Exercise input:
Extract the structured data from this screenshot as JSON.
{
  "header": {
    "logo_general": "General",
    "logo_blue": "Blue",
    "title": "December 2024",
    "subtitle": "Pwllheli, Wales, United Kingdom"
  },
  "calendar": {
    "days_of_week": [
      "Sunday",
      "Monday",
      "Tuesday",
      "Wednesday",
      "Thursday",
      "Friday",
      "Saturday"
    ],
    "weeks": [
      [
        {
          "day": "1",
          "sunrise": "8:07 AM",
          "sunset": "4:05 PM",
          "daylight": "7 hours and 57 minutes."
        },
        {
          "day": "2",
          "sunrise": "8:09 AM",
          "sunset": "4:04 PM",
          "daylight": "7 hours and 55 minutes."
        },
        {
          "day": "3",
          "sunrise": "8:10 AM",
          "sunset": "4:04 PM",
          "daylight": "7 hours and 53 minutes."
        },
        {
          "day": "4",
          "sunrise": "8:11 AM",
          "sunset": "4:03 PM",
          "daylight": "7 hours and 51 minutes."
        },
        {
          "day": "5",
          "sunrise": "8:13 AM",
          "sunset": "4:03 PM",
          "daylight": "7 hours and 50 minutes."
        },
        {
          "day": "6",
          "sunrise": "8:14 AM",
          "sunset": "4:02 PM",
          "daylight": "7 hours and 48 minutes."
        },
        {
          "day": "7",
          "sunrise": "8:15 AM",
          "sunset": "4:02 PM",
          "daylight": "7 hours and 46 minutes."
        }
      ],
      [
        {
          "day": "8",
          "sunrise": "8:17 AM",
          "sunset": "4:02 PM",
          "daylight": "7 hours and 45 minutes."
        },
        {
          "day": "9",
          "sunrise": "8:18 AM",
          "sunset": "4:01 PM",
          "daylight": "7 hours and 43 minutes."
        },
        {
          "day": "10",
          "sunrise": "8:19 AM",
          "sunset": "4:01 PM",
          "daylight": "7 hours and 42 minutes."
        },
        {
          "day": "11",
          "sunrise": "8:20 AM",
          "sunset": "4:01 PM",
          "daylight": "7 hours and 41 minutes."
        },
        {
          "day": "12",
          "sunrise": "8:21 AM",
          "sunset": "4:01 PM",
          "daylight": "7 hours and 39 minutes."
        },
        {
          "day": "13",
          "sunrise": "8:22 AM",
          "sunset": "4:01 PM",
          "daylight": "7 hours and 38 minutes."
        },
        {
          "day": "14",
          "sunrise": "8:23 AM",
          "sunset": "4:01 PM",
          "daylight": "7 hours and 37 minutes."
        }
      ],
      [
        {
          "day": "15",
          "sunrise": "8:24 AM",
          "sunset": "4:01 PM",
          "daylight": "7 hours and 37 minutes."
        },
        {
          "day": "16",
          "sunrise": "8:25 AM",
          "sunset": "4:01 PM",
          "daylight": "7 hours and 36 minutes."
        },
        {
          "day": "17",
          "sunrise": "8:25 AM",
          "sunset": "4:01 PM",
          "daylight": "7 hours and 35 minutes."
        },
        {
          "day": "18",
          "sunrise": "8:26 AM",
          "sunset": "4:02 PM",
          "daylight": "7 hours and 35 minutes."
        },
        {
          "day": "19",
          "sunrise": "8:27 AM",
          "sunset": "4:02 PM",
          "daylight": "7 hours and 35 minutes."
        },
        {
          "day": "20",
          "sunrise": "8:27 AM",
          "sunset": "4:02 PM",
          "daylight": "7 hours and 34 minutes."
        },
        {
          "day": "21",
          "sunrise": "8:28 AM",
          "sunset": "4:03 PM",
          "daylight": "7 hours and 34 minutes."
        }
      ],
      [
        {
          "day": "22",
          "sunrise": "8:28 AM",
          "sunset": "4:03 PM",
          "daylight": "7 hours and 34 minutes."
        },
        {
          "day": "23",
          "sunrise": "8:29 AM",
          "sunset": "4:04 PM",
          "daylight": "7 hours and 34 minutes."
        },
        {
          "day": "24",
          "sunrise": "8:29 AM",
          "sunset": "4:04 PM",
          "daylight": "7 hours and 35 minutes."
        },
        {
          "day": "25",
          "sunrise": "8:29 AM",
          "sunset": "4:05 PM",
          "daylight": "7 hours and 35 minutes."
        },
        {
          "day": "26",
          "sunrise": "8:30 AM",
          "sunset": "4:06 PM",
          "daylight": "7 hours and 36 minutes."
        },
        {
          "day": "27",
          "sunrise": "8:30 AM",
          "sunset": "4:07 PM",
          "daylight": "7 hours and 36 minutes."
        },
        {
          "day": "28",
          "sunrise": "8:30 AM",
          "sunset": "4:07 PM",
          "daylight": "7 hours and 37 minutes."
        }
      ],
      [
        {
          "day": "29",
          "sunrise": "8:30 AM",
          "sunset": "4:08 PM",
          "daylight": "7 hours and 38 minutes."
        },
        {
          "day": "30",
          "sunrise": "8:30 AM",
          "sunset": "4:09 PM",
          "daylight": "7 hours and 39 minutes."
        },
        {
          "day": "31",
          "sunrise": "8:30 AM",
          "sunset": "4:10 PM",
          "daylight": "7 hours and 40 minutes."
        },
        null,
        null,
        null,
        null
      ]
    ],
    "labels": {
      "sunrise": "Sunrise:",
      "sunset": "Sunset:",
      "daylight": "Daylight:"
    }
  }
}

The task: Print all of the entries exactly as they appear.

Solution for this task:
Extract the structured data from this screenshot as JSON.
{
  "header": {
    "logo_general": "General",
    "logo_blue": "Blue",
    "title": "December 2024",
    "subtitle": "Pwllheli, Wales, United Kingdom"
  },
  "calendar": {
    "days_of_week": [
      "Sunday",
      "Monday",
      "Tuesday",
      "Wednesday",
      "Thursday",
      "Friday",
      "Saturday"
    ],
    "weeks": [
      [
        {
          "day": "1",
          "sunrise": "8:07 AM",
          "sunset": "4:05 PM",
          "daylight": "7 hours and 57 minutes."
        },
        {
          "day": "2",
          "sunrise": "8:09 AM",
          "sunset": "4:04 PM",
          "daylight": "7 hours and 55 minutes."
        },
        {
          "day": "3",
          "sunrise": "8:10 AM",
          "sunset": "4:04 PM",
          "daylight": "7 hours and 53 minutes."
        },
        {
          "day": "4",
          "sunrise": "8:11 AM",
          "sunset": "4:03 PM",
          "daylight": "7 hours and 51 minutes."
        },
        {
          "day": "5",
          "sunrise": "8:13 AM",
          "sunset": "4:03 PM",
          "daylight": "7 hours and 50 minutes."
        },
        {
          "day": "6",
          "sunrise": "8:14 AM",
          "sunset": "4:02 PM",
          "daylight": "7 hours and 48 minutes."
        },
        {
          "day": "7",
          "sunrise": "8:15 AM",
          "sunset": "4:02 PM",
          "daylight": "7 hours and 46 minutes."
        }
      ],
      [
        {
          "day": "8",
          "sunrise": "8:17 AM",
          "sunset": "4:02 PM",
          "daylight": "7 hours and 45 minutes."
        },
        {
          "day": "9",
          "sunrise": "8:18 AM",
          "sunset": "4:01 PM",
          "daylight": "7 hours and 43 minutes."
        },
        {
          "day": "10",
          "sunrise": "8:19 AM",
          "sunset": "4:01 PM",
          "daylight": "7 hours and 42 minutes."
        },
        {
          "day": "11",
          "sunrise": "8:20 AM",
          "sunset": "4:01 PM",
          "daylight": "7 hours and 41 minutes."
        },
        {
          "day": "12",
          "sunrise": "8:21 AM",
          "sunset": "4:01 PM",
          "daylight": "7 hours and 39 minutes."
        },
        {
          "day": "13",
          "sunrise": "8:22 AM",
          "sunset": "4:01 PM",
          "daylight": "7 hours and 38 minutes."
        },
        {
          "day": "14",
          "sunrise": "8:23 AM",
          "sunset": "4:01 PM",
          "daylight": "7 hours and 37 minutes."
        }
      ],
      [
        {
          "day": "15",
          "sunrise": "8:24 AM",
          "sunset": "4:01 PM",
          "daylight": "7 hours and 37 minutes."
        },
        {
          "day": "16",
          "sunrise": "8:25 AM",
          "sunset": "4:01 PM",
          "daylight": "7 hours and 36 minutes."
        },
        {
          "day": "17",
          "sunrise": "8:25 AM",
          "sunset": "4:01 PM",
          "daylight": "7 hours and 35 minutes."
        },
        {
          "day": "18",
          "sunrise": "8:26 AM",
          "sunset": "4:02 PM",
          "daylight": "7 hours and 35 minutes."
        },
        {
          "day": "19",
          "sunrise": "8:27 AM",
          "sunset": "4:02 PM",
          "daylight": "7 hours and 35 minutes."
        },
        {
          "day": "20",
          "sunrise": "8:27 AM",
          "sunset": "4:02 PM",
          "daylight": "7 hours and 34 minutes."
        },
        {
          "day": "21",
          "sunrise": "8:28 AM",
          "sunset": "4:03 PM",
          "daylight": "7 hours and 34 minutes."
        }
      ],
      [
        {
          "day": "22",
          "sunrise": "8:28 AM",
          "sunset": "4:03 PM",
          "daylight": "7 hours and 34 minutes."
        },
        {
          "day": "23",
          "sunrise": "8:29 AM",
          "sunset": "4:04 PM",
          "daylight": "7 hours and 34 minutes."
        },
        {
          "day": "24",
          "sunrise": "8:29 AM",
          "sunset": "4:04 PM",
          "daylight": "7 hours and 35 minutes."
        },
        {
          "day": "25",
          "sunrise": "8:29 AM",
          "sunset": "4:05 PM",
          "daylight": "7 hours and 35 minutes."
        },
        {
          "day": "26",
          "sunrise": "8:30 AM",
          "sunset": "4:06 PM",
          "daylight": "7 hours and 36 minutes."
        },
        {
          "day": "27",
          "sunrise": "8:30 AM",
          "sunset": "4:07 PM",
          "daylight": "7 hours and 36 minutes."
        },
        {
          "day": "28",
          "sunrise": "8:30 AM",
          "sunset": "4:07 PM",
          "daylight": "7 hours and 37 minutes."
        }
      ],
      [
        {
          "day": "29",
          "sunrise": "8:30 AM",
          "sunset": "4:08 PM",
          "daylight": "7 hours and 38 minutes."
        },
        {
          "day": "30",
          "sunrise": "8:30 AM",
          "sunset": "4:09 PM",
          "daylight": "7 hours and 39 minutes."
        },
        {
          "day": "31",
          "sunrise": "8:30 AM",
          "sunset": "4:10 PM",
          "daylight": "7 hours and 40 minutes."
        },
        null,
        null,
        null,
        null
      ]
    ],
    "labels": {
      "sunrise": "Sunrise:",
      "sunset": "Sunset:",
      "daylight": "Daylight:"
    }
  }
}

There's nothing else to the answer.